BRANO DA LEGGERE.
La figura di Simioni segna la discontinuità tra le prime Br, quelle “guerrigliere” e sostanzialmente incruente di Curcio e Franceschini, e quelle sanguinarie e atlantiche di Mario Moretti e di Giovanni Senzani. Per questo, per capire questa discontinuità, è necessario ripartire da alcuni post che pubblicai anni fa su questo blog: Il sequestro Sossi: quando le Br non erano ancora atlantiche, e le tre puntate di Come le Br diventarono atlantiche[1].

Nei predetti brani, avevo riprodotto il capitolo 7 del libro Sovranità limitata – Storia dell’eversione atlantica in Italia, pubblicato nel 1991 dai fratelli Antonio e Gianni Cipriani. In esso, tra le altre cose, si parlava di un certo “Rocco”, un ex parà che era riuscito a infiltrarsi nelle Br: esperto di armi ed esplosivi e “perfetto conoscitore della tecnica di sparare alle gambe. Il ritratto del brigatista atlantico”.

Su questo particolare c’è da dire che a partire dal 2004, anno di pubblicazione del libro Che cosa sono le Br, scritto a quattro mani da Giovanni Fasanella e Alberto Franceschini, al misterioso “Rocco” è stato dato finalmente un nome e un cognome: si tratta di Francesco Marra, ed è venuto fuori che costui si infiltrò nelle Br per conto dell’Ufficio Affari Riservati del Ministero dell’Interno[2].

Ma torniamo a Simioni. Come ha notato a suo tempo Fasanella, questo personaggio è una miniera di sorprese. Non sarà inutile ripercorrerne quindi, almeno sommariamente, la biografia. A tale scopo, ho deciso di privilegiare la ricostruzione fornita da Alberto Franceschini. Il perché è presto detto: Franceschini è uno dei pochi brigatisti di rango che non abbia stretto patti, più o meno occulti, con lo Stato ed è uno dei meno coinvolti a livello personale nelle vicende narrate, essendo uscito di scena già nel 1974, quando venne arrestato dagli uomini del generale Carlo Alberto Dalla Chiesa.

Una sintesi della narrazione di Franceschini è disponibile qui.

Corrado Simioni: tra i fondatori delle Brigate rosse

Scrive l’ex pubblico ministero Pietro Calogero, che ha a lungo indagato l’eversione sia di destra che di sinistra, nel suo libro Terrore rosso:

“Approfondendo le indagini sulle origini di Potere Operaio e Autonomia, avevo scoperto contatti tra alcuni esponenti di queste organizzazioni e un gruppo di persone che nel 1969-70 avevano militato nel Collettivo Politico Metropolitano. Nel 1970 il Collettivo si scisse per divergenze sulle modalità di attuazione del processo rivoluzionario: Renato Curcio, Mario Moretti e Alberto Franceschini fondarono le Brigate Rosse, gli altri esponenti del Collettivo, Corrado Simioni, Duccio Berio e Vanni Mulinaris, sparirono”[3].

Un’immagine d’epoca dell’allora pubblico ministero Pietro Calogero

In questa ricostruzione mi sembra che ci siano due inesattezze. La prima è che il Collettivo si scisse. In realtà, il Cpm si sciolse, per decisione comune dei suoi membri, per dare luogo a Sinistra proletaria, che era la facciata legale di quelle che poi si chiameranno le Brigate rosse. Tutto ciò, avvenne nell’agosto 1970 al convegno di Pecorile, vicino Reggio Emilia[4].

ATTIVITÀ RICHIESTE.
1. Trascrivi dal brano sulle Brigate rosse il tratto che va da "Nei predetti brani, avevo" fino a "del Ministero dell’Interno[2].".
2. Nel brano sulle Brigate rosse, quale nome e cognome è stato attribuito al misterioso "Rocco"?

ELENCO.
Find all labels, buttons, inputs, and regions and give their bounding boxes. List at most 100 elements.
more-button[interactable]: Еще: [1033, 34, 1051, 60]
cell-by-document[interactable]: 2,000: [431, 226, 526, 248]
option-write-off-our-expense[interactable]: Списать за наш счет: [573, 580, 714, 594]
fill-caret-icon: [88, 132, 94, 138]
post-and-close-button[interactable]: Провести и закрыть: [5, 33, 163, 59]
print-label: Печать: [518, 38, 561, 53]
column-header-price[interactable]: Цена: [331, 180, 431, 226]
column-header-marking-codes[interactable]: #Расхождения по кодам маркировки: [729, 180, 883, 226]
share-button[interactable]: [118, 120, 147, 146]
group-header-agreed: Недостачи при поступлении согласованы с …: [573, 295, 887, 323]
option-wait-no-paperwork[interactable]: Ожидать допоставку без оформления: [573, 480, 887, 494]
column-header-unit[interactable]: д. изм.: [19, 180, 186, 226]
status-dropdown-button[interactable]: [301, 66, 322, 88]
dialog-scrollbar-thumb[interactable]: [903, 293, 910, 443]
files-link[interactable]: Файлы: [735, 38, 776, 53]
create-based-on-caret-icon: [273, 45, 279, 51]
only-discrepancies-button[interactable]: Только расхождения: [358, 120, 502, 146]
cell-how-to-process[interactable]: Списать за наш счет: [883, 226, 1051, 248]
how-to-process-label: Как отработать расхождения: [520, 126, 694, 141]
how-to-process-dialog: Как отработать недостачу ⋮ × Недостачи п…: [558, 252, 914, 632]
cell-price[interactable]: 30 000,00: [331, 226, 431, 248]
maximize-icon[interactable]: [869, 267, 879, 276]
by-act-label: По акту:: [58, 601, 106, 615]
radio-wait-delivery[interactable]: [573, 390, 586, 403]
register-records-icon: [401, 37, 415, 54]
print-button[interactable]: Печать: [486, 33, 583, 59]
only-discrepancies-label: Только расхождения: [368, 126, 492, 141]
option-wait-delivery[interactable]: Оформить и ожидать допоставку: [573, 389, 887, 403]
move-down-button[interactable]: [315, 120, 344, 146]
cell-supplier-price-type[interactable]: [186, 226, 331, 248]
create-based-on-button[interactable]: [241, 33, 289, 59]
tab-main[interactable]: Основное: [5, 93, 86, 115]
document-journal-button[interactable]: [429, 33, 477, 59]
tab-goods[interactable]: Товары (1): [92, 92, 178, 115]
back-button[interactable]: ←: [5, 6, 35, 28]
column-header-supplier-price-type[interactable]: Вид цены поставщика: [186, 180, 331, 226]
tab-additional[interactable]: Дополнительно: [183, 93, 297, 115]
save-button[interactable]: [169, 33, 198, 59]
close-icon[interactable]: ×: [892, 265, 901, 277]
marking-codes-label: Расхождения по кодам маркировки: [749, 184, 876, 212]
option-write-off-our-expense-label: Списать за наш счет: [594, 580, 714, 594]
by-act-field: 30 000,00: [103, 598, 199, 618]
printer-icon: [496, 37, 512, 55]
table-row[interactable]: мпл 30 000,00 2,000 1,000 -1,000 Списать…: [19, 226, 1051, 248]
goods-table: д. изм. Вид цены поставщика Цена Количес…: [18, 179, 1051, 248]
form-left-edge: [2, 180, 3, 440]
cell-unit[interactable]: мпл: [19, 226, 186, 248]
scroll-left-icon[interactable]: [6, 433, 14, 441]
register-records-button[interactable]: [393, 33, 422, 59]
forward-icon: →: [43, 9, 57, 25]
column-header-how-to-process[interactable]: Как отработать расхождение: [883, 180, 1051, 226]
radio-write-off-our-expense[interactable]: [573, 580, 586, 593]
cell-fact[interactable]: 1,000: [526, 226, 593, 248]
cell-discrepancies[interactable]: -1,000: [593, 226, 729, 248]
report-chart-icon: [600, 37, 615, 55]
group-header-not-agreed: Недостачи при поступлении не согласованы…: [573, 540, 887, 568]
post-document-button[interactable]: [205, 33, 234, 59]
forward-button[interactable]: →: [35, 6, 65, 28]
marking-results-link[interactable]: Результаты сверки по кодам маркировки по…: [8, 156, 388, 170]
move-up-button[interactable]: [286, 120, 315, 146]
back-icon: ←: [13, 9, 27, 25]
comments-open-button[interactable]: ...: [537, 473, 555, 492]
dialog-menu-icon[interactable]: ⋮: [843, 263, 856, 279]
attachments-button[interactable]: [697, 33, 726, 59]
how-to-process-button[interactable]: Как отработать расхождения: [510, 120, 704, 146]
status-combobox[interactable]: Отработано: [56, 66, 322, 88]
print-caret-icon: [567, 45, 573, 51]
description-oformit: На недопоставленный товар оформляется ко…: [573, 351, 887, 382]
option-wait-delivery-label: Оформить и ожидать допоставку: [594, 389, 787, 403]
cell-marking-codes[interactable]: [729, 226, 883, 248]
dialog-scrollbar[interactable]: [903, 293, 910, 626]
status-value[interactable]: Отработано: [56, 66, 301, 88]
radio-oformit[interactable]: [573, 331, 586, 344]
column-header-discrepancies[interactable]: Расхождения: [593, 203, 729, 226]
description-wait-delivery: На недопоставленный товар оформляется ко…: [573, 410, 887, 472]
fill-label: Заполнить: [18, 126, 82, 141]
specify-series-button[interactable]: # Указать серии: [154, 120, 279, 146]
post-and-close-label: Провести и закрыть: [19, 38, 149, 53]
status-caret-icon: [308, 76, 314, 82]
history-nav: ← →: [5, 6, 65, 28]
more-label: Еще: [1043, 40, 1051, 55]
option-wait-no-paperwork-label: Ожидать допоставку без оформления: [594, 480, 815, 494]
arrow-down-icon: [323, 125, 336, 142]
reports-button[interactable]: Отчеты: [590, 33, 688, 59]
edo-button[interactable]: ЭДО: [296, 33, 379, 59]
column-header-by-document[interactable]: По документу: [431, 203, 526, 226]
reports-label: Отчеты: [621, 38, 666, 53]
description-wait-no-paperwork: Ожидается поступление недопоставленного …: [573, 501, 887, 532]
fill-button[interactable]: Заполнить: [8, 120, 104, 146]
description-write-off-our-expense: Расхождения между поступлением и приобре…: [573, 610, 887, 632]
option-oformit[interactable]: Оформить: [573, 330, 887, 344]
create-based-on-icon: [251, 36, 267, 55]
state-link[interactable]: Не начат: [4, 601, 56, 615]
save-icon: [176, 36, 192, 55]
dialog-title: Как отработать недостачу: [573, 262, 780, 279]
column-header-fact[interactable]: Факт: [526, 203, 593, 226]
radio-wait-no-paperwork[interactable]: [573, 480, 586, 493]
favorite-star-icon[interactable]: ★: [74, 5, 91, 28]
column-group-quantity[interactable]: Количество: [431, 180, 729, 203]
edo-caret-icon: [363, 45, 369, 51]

SOLUZIONI IN ORDINE.
1.
Nei predetti brani, avevo riprodotto il capitolo 7 del libro Sovranità limitata – Storia dell’eversione atlantica in Italia, pubblicato nel 1991 dai fratelli Antonio e Gianni Cipriani. In esso, tra le altre cose, si parlava di un certo “Rocco”, un ex parà che era riuscito a infiltrarsi nelle Br: esperto di armi ed esplosivi e “perfetto conoscitore della tecnica di sparare alle gambe. Il ritratto del brigatista atlantico”.

Su questo particolare c’è da dire che a partire dal 2004, anno di pubblicazione del libro Che cosa sono le Br, scritto a quattro mani da Giovanni Fasanella e Alberto Franceschini, al misterioso “Rocco” è stato dato finalmente un nome e un cognome: si tratta di Francesco Marra, ed è venuto fuori che costui si infiltrò nelle Br per conto dell’Ufficio Affari Riservati del Ministero dell’Interno[2].

2. Francesco Marra.